* [任务]:
逐字复述条目中从第一行起、到包含“bx-point [350,272,351,273]”的那一行为止的所有行，首尾两行都要包括在内。

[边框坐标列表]
╭──

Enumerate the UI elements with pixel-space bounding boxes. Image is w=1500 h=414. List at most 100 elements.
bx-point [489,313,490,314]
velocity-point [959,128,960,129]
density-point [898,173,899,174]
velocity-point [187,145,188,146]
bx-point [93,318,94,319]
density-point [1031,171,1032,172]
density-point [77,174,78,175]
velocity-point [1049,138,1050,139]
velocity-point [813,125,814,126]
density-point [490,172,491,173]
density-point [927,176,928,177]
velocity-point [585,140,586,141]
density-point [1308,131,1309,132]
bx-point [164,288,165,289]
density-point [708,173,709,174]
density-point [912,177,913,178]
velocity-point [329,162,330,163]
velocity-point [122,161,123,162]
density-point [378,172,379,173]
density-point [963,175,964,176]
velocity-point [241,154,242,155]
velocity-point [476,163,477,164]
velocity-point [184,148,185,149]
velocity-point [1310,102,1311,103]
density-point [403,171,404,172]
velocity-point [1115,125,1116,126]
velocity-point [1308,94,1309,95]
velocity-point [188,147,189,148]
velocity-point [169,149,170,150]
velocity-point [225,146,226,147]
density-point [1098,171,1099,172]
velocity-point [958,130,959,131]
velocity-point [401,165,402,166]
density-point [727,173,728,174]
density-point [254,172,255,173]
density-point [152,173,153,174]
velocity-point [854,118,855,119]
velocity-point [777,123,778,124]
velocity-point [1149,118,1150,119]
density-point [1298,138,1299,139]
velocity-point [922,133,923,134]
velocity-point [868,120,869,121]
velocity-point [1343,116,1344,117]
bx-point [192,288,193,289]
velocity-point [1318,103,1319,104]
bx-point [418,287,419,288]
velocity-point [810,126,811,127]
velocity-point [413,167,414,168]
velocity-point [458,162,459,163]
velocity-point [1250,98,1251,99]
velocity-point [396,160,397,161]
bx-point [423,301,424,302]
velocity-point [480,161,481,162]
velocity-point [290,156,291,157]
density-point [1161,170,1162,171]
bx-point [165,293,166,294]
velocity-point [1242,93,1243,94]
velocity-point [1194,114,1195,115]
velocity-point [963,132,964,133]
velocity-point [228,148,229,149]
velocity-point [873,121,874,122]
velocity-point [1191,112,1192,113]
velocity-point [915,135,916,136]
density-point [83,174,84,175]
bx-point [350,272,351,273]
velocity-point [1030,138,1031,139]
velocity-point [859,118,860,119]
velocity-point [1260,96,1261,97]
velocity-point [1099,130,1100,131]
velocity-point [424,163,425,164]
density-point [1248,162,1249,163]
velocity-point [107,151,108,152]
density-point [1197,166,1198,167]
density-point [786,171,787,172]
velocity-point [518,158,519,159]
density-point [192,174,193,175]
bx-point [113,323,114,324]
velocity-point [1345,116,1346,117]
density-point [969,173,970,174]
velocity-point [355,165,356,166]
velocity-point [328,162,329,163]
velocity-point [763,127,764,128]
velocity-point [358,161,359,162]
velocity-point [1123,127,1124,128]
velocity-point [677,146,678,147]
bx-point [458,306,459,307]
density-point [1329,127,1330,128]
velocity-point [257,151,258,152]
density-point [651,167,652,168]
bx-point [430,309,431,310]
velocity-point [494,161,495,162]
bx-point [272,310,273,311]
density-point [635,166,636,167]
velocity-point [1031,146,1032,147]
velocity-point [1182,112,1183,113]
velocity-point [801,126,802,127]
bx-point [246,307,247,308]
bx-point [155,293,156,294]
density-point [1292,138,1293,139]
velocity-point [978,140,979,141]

╰──

* [任务答案]:
Enumerate the UI elements with pixel-space bounding boxes. Image is w=1500 h=414. List at most 100 elements.
bx-point [489,313,490,314]
velocity-point [959,128,960,129]
density-point [898,173,899,174]
velocity-point [187,145,188,146]
bx-point [93,318,94,319]
density-point [1031,171,1032,172]
density-point [77,174,78,175]
velocity-point [1049,138,1050,139]
velocity-point [813,125,814,126]
density-point [490,172,491,173]
density-point [927,176,928,177]
velocity-point [585,140,586,141]
density-point [1308,131,1309,132]
bx-point [164,288,165,289]
density-point [708,173,709,174]
density-point [912,177,913,178]
velocity-point [329,162,330,163]
velocity-point [122,161,123,162]
density-point [378,172,379,173]
density-point [963,175,964,176]
velocity-point [241,154,242,155]
velocity-point [476,163,477,164]
velocity-point [184,148,185,149]
velocity-point [1310,102,1311,103]
density-point [403,171,404,172]
velocity-point [1115,125,1116,126]
velocity-point [1308,94,1309,95]
velocity-point [188,147,189,148]
velocity-point [169,149,170,150]
velocity-point [225,146,226,147]
density-point [1098,171,1099,172]
velocity-point [958,130,959,131]
velocity-point [401,165,402,166]
density-point [727,173,728,174]
density-point [254,172,255,173]
density-point [152,173,153,174]
velocity-point [854,118,855,119]
velocity-point [777,123,778,124]
velocity-point [1149,118,1150,119]
density-point [1298,138,1299,139]
velocity-point [922,133,923,134]
velocity-point [868,120,869,121]
velocity-point [1343,116,1344,117]
bx-point [192,288,193,289]
velocity-point [1318,103,1319,104]
bx-point [418,287,419,288]
velocity-point [810,126,811,127]
velocity-point [413,167,414,168]
velocity-point [458,162,459,163]
velocity-point [1250,98,1251,99]
velocity-point [396,160,397,161]
bx-point [423,301,424,302]
velocity-point [480,161,481,162]
velocity-point [290,156,291,157]
density-point [1161,170,1162,171]
bx-point [165,293,166,294]
velocity-point [1242,93,1243,94]
velocity-point [1194,114,1195,115]
velocity-point [963,132,964,133]
velocity-point [228,148,229,149]
velocity-point [873,121,874,122]
velocity-point [1191,112,1192,113]
velocity-point [915,135,916,136]
density-point [83,174,84,175]
bx-point [350,272,351,273]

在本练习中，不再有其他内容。